# Aim of the task:
Locate every line in the records below that contains the word "sensor", and copy each one.
§ §
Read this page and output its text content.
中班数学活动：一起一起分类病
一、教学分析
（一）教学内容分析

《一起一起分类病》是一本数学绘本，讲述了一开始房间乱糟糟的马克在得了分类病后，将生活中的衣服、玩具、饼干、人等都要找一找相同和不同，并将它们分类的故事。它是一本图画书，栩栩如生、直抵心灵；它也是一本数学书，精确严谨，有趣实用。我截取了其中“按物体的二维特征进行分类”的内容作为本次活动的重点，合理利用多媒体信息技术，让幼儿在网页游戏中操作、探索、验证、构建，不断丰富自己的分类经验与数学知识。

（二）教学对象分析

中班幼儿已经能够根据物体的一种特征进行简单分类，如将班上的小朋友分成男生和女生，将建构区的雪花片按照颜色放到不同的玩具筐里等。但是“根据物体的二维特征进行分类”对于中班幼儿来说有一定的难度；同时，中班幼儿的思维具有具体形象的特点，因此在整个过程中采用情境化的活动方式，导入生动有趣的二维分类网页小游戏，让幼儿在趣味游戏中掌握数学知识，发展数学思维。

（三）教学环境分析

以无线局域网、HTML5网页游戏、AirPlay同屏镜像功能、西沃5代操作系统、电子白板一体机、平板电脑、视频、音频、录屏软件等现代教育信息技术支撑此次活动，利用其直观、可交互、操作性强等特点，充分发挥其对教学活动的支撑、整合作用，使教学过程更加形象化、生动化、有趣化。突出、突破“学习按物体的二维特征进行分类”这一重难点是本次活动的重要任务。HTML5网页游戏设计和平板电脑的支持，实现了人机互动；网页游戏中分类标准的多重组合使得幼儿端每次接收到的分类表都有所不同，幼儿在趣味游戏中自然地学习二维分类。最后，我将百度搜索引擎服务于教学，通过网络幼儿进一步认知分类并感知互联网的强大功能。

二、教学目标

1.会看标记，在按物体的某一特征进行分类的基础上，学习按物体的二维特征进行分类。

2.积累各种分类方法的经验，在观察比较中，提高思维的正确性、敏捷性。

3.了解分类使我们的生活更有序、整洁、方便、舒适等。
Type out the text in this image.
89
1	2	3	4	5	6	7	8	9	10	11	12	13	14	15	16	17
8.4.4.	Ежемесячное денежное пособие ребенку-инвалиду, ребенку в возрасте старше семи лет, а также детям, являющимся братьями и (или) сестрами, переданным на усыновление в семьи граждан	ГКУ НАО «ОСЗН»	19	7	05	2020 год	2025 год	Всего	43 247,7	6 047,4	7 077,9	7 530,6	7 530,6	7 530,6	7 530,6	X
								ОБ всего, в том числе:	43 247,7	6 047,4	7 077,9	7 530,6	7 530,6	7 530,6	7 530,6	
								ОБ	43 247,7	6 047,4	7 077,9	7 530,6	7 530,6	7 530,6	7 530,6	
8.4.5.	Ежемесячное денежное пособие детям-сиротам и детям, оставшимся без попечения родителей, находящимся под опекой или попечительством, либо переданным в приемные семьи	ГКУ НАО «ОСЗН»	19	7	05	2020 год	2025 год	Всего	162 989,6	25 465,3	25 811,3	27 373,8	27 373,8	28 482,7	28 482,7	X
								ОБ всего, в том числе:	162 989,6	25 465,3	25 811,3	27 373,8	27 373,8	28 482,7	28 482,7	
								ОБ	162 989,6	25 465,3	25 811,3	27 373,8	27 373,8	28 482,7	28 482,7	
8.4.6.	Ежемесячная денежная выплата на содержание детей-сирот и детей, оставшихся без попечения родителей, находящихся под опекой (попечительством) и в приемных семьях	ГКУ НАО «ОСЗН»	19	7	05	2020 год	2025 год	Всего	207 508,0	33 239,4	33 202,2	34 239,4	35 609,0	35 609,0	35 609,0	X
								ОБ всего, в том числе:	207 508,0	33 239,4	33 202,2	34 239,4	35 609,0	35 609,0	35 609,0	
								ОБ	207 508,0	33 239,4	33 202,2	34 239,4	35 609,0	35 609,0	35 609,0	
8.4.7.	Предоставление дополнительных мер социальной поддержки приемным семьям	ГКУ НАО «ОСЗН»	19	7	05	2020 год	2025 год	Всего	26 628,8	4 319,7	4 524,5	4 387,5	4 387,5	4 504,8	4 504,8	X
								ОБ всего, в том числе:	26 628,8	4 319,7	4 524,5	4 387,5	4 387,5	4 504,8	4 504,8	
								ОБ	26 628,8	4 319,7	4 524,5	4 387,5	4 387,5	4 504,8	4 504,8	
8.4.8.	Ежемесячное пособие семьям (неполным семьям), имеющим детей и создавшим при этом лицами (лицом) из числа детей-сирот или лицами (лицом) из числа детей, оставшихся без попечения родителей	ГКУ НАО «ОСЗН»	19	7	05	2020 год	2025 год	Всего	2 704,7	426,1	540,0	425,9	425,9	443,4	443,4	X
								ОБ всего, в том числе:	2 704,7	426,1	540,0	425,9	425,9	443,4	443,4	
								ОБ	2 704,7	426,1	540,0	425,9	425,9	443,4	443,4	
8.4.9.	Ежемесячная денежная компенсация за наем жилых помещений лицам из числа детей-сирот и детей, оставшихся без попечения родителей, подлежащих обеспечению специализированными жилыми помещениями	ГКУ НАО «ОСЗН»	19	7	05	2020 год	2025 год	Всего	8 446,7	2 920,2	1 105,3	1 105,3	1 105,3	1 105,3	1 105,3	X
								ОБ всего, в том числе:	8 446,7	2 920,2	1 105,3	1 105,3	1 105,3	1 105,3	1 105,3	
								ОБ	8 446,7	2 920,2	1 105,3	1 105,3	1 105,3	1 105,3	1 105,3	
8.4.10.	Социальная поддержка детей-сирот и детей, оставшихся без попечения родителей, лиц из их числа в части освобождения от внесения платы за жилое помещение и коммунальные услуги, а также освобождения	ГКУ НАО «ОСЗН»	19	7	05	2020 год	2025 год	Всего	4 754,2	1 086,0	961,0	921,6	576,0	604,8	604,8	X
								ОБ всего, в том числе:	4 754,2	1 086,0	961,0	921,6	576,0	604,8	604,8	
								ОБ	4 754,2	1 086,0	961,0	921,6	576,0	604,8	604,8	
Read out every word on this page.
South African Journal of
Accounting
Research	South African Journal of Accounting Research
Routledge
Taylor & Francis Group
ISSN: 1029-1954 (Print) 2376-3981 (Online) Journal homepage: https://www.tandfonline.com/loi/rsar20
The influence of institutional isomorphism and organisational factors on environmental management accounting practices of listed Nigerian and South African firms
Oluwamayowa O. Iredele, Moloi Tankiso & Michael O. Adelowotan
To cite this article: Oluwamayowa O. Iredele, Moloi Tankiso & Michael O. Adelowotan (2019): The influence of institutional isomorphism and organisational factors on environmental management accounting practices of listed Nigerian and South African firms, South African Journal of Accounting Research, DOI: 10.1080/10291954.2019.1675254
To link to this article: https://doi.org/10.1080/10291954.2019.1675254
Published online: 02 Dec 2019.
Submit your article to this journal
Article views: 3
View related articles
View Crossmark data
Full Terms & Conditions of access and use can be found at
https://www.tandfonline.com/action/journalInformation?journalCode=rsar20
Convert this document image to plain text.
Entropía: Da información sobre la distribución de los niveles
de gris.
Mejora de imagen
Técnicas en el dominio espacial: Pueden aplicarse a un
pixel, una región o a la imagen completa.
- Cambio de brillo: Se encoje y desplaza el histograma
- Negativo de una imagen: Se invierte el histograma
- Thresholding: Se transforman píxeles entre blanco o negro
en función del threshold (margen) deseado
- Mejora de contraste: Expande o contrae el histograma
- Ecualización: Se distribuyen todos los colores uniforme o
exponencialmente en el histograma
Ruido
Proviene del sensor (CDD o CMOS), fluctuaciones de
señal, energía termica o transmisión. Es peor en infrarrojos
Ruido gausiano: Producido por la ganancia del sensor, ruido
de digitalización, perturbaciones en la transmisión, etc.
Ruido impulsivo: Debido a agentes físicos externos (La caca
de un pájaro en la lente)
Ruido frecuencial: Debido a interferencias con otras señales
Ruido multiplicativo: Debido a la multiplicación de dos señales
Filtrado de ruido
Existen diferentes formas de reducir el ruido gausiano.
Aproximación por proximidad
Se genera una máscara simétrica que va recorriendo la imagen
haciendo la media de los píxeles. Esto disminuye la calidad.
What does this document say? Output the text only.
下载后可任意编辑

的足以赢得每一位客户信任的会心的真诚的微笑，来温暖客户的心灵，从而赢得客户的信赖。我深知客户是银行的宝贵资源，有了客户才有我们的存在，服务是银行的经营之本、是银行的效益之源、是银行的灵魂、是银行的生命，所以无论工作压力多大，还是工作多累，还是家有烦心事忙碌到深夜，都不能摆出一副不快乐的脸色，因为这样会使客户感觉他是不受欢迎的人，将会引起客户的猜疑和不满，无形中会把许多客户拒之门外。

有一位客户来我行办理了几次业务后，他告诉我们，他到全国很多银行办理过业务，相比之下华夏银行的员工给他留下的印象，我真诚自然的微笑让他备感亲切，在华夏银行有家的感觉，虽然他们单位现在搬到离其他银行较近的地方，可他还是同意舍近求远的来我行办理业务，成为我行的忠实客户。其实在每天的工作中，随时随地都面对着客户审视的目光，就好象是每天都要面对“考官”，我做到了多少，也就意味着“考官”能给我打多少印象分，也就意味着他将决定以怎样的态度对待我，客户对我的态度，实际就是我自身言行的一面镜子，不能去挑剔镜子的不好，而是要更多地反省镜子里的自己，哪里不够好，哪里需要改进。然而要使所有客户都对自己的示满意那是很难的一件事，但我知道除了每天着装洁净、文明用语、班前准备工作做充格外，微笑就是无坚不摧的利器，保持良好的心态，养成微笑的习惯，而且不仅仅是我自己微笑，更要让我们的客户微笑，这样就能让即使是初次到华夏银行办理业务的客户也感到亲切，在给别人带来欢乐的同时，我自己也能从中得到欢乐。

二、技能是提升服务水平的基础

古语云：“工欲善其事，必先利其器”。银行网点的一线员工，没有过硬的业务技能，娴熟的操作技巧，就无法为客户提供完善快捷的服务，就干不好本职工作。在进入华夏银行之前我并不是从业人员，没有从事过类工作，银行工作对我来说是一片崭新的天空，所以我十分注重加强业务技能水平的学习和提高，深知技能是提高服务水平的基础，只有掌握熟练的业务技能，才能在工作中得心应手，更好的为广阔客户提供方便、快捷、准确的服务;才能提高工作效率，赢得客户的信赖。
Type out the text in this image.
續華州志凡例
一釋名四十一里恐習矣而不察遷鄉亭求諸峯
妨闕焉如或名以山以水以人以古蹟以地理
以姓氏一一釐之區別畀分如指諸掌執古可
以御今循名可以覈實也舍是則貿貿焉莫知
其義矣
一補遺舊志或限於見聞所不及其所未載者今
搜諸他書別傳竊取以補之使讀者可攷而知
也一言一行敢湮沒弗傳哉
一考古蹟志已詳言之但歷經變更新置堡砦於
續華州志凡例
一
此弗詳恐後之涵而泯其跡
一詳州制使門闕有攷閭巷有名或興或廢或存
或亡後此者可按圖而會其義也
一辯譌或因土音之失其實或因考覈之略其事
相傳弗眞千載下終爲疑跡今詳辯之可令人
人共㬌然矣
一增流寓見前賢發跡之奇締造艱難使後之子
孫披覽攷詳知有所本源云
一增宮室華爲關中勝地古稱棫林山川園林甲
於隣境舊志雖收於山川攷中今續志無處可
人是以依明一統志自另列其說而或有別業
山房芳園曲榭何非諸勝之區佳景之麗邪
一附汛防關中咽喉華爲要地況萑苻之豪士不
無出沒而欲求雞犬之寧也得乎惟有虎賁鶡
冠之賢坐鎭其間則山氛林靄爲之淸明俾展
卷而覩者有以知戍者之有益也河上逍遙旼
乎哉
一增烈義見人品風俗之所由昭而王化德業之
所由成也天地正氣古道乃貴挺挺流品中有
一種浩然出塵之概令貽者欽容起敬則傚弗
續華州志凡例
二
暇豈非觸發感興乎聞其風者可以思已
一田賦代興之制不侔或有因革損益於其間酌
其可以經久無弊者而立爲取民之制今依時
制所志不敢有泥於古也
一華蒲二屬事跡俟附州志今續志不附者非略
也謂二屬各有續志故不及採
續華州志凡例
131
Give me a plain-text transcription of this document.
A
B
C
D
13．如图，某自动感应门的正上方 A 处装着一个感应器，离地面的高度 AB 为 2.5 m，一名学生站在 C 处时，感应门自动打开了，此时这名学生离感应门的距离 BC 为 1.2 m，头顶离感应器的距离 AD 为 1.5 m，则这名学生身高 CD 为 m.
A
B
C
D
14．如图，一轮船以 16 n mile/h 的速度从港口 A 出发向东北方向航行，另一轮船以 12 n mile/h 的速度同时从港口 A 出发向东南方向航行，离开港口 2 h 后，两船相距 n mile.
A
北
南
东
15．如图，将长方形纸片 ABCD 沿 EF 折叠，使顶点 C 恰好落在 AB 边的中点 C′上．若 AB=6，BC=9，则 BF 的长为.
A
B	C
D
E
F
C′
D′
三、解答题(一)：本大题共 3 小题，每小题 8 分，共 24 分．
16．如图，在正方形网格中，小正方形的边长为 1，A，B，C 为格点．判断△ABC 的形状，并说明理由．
§ §
# Task result:
Proviene del sensor (CDD o CMOS), fluctuaciones de
Ruido gausiano: Producido por la ganancia del sensor, ruido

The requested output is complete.